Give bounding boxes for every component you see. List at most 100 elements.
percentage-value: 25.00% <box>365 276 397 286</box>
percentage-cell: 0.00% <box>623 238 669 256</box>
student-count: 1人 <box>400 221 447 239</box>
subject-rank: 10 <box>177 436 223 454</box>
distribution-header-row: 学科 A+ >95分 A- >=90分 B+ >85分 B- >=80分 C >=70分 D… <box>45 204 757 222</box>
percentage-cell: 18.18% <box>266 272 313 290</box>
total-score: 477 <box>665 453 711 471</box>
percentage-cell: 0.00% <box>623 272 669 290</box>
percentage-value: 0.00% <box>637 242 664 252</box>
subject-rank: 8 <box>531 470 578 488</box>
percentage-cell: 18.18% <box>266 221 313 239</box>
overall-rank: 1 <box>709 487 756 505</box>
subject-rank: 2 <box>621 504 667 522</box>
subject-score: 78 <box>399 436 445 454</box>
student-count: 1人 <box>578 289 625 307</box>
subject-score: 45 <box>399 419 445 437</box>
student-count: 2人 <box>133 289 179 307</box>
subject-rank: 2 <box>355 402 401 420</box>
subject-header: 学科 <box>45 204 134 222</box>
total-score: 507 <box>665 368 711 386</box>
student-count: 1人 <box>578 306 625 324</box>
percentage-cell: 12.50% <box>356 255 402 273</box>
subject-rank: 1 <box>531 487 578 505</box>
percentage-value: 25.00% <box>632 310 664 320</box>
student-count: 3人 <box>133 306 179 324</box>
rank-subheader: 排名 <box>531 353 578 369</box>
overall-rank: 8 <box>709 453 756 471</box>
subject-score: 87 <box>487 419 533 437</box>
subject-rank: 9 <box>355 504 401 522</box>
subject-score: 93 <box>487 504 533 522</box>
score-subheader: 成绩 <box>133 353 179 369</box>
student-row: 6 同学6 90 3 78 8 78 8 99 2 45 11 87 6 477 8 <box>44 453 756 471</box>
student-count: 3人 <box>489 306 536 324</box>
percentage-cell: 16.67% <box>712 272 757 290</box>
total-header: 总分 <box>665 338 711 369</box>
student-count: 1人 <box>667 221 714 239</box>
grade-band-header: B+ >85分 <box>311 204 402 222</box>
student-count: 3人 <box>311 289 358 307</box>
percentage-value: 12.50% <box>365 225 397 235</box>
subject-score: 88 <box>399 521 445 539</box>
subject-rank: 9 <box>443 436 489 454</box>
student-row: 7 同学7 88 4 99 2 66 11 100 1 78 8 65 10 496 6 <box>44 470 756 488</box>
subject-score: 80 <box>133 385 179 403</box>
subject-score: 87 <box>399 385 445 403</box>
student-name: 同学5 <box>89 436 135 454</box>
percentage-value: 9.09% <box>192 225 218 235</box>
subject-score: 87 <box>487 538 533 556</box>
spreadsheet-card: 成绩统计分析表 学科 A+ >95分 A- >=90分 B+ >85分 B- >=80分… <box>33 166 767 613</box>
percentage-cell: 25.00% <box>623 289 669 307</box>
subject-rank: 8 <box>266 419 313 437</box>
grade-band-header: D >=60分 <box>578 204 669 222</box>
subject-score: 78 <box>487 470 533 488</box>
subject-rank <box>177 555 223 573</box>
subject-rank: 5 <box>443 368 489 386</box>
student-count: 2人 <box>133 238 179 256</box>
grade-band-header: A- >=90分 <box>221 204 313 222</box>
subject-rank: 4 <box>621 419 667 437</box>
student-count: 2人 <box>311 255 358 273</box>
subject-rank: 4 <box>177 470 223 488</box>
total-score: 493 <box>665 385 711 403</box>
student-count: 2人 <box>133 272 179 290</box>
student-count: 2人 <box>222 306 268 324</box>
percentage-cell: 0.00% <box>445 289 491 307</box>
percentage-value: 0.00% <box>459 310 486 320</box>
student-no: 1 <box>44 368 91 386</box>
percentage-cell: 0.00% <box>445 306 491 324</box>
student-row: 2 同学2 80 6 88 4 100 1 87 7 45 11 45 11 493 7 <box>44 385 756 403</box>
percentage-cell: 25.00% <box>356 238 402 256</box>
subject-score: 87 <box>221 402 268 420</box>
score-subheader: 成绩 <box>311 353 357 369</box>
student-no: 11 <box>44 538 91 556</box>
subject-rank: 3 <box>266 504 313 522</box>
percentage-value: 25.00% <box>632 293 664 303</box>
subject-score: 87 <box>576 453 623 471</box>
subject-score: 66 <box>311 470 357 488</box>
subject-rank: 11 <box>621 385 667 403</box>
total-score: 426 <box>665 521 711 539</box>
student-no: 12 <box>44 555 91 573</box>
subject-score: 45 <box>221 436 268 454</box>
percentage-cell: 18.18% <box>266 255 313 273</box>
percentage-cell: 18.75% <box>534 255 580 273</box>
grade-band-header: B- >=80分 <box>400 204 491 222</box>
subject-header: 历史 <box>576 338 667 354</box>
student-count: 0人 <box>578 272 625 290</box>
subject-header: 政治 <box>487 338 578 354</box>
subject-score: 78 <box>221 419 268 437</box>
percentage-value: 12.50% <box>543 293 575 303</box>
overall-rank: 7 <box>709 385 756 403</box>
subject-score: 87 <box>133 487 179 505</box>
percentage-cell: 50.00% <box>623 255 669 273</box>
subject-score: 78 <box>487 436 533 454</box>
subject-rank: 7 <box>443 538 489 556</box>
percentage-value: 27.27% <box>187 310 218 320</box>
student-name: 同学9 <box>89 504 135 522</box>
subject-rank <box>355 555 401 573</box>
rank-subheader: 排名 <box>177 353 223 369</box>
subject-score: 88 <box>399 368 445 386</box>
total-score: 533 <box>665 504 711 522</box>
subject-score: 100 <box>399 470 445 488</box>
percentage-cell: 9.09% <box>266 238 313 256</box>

What is required. Write out all the items again, swapping every "student-count" for "pupil-count" and keeping everything else as it is.

Response.
Give bounding boxes for every component you see. List at most 100 elements.
percentage-value: 25.00% <box>365 276 397 286</box>
percentage-cell: 0.00% <box>623 238 669 256</box>
pupil-count: 1人 <box>400 221 447 239</box>
subject-rank: 10 <box>177 436 223 454</box>
distribution-header-row: 学科 A+ >95分 A- >=90分 B+ >85分 B- >=80分 C >=70分 D… <box>45 204 757 222</box>
percentage-cell: 18.18% <box>266 272 313 290</box>
total-score: 477 <box>665 453 711 471</box>
percentage-cell: 0.00% <box>623 272 669 290</box>
percentage-value: 0.00% <box>637 242 664 252</box>
subject-rank: 8 <box>531 470 578 488</box>
percentage-cell: 18.18% <box>266 221 313 239</box>
overall-rank: 1 <box>709 487 756 505</box>
subject-rank: 2 <box>621 504 667 522</box>
subject-score: 78 <box>399 436 445 454</box>
pupil-count: 1人 <box>578 289 625 307</box>
subject-score: 45 <box>399 419 445 437</box>
pupil-count: 2人 <box>133 289 179 307</box>
subject-rank: 2 <box>355 402 401 420</box>
subject-header: 学科 <box>45 204 134 222</box>
total-score: 507 <box>665 368 711 386</box>
pupil-count: 1人 <box>578 306 625 324</box>
percentage-cell: 12.50% <box>356 255 402 273</box>
subject-rank: 1 <box>531 487 578 505</box>
percentage-value: 25.00% <box>632 310 664 320</box>
pupil-count: 3人 <box>133 306 179 324</box>
rank-subheader: 排名 <box>531 353 578 369</box>
overall-rank: 8 <box>709 453 756 471</box>
subject-score: 87 <box>487 419 533 437</box>
subject-rank: 9 <box>355 504 401 522</box>
subject-score: 93 <box>487 504 533 522</box>
score-subheader: 成绩 <box>133 353 179 369</box>
student-row: 6 同学6 90 3 78 8 78 8 99 2 45 11 87 6 477 8 <box>44 453 756 471</box>
pupil-count: 3人 <box>489 306 536 324</box>
percentage-cell: 16.67% <box>712 272 757 290</box>
total-header: 总分 <box>665 338 711 369</box>
pupil-count: 1人 <box>667 221 714 239</box>
grade-band-header: B+ >85分 <box>311 204 402 222</box>
pupil-count: 3人 <box>311 289 358 307</box>
percentage-value: 12.50% <box>365 225 397 235</box>
subject-score: 88 <box>399 521 445 539</box>
subject-rank: 9 <box>443 436 489 454</box>
student-row: 7 同学7 88 4 99 2 66 11 100 1 78 8 65 10 496 6 <box>44 470 756 488</box>
subject-score: 80 <box>133 385 179 403</box>
subject-score: 87 <box>399 385 445 403</box>
student-name: 同学5 <box>89 436 135 454</box>
percentage-value: 9.09% <box>192 225 218 235</box>
subject-score: 87 <box>487 538 533 556</box>
spreadsheet-card: 成绩统计分析表 学科 A+ >95分 A- >=90分 B+ >85分 B- >=80分… <box>33 166 767 613</box>
percentage-cell: 25.00% <box>623 289 669 307</box>
subject-rank: 8 <box>266 419 313 437</box>
grade-band-header: D >=60分 <box>578 204 669 222</box>
subject-score: 78 <box>487 470 533 488</box>
subject-rank <box>177 555 223 573</box>
subject-rank: 5 <box>443 368 489 386</box>
pupil-count: 2人 <box>133 238 179 256</box>
grade-band-header: A- >=90分 <box>221 204 313 222</box>
subject-rank: 4 <box>621 419 667 437</box>
pupil-count: 2人 <box>311 255 358 273</box>
subject-rank: 4 <box>177 470 223 488</box>
total-score: 493 <box>665 385 711 403</box>
pupil-count: 2人 <box>133 272 179 290</box>
pupil-count: 2人 <box>222 306 268 324</box>
percentage-cell: 0.00% <box>445 289 491 307</box>
percentage-value: 0.00% <box>459 310 486 320</box>
student-no: 1 <box>44 368 91 386</box>
percentage-cell: 0.00% <box>445 306 491 324</box>
student-row: 2 同学2 80 6 88 4 100 1 87 7 45 11 45 11 493 7 <box>44 385 756 403</box>
percentage-cell: 25.00% <box>356 238 402 256</box>
subject-score: 87 <box>221 402 268 420</box>
score-subheader: 成绩 <box>311 353 357 369</box>
student-no: 11 <box>44 538 91 556</box>
subject-rank: 3 <box>266 504 313 522</box>
percentage-value: 25.00% <box>632 293 664 303</box>
subject-score: 87 <box>576 453 623 471</box>
subject-score: 66 <box>311 470 357 488</box>
subject-rank: 11 <box>621 385 667 403</box>
total-score: 426 <box>665 521 711 539</box>
student-no: 12 <box>44 555 91 573</box>
subject-score: 45 <box>221 436 268 454</box>
percentage-cell: 18.18% <box>266 255 313 273</box>
percentage-cell: 18.75% <box>534 255 580 273</box>
grade-band-header: B- >=80分 <box>400 204 491 222</box>
subject-header: 历史 <box>576 338 667 354</box>
pupil-count: 0人 <box>578 272 625 290</box>
subject-header: 政治 <box>487 338 578 354</box>
subject-score: 78 <box>221 419 268 437</box>
percentage-value: 12.50% <box>543 293 575 303</box>
overall-rank: 7 <box>709 385 756 403</box>
subject-score: 87 <box>133 487 179 505</box>
percentage-cell: 50.00% <box>623 255 669 273</box>
subject-score: 78 <box>487 436 533 454</box>
subject-rank: 7 <box>443 538 489 556</box>
percentage-value: 27.27% <box>187 310 218 320</box>
student-name: 同学9 <box>89 504 135 522</box>
subject-rank <box>355 555 401 573</box>
rank-subheader: 排名 <box>177 353 223 369</box>
subject-score: 88 <box>399 368 445 386</box>
total-score: 533 <box>665 504 711 522</box>
subject-score: 100 <box>399 470 445 488</box>
percentage-cell: 9.09% <box>266 238 313 256</box>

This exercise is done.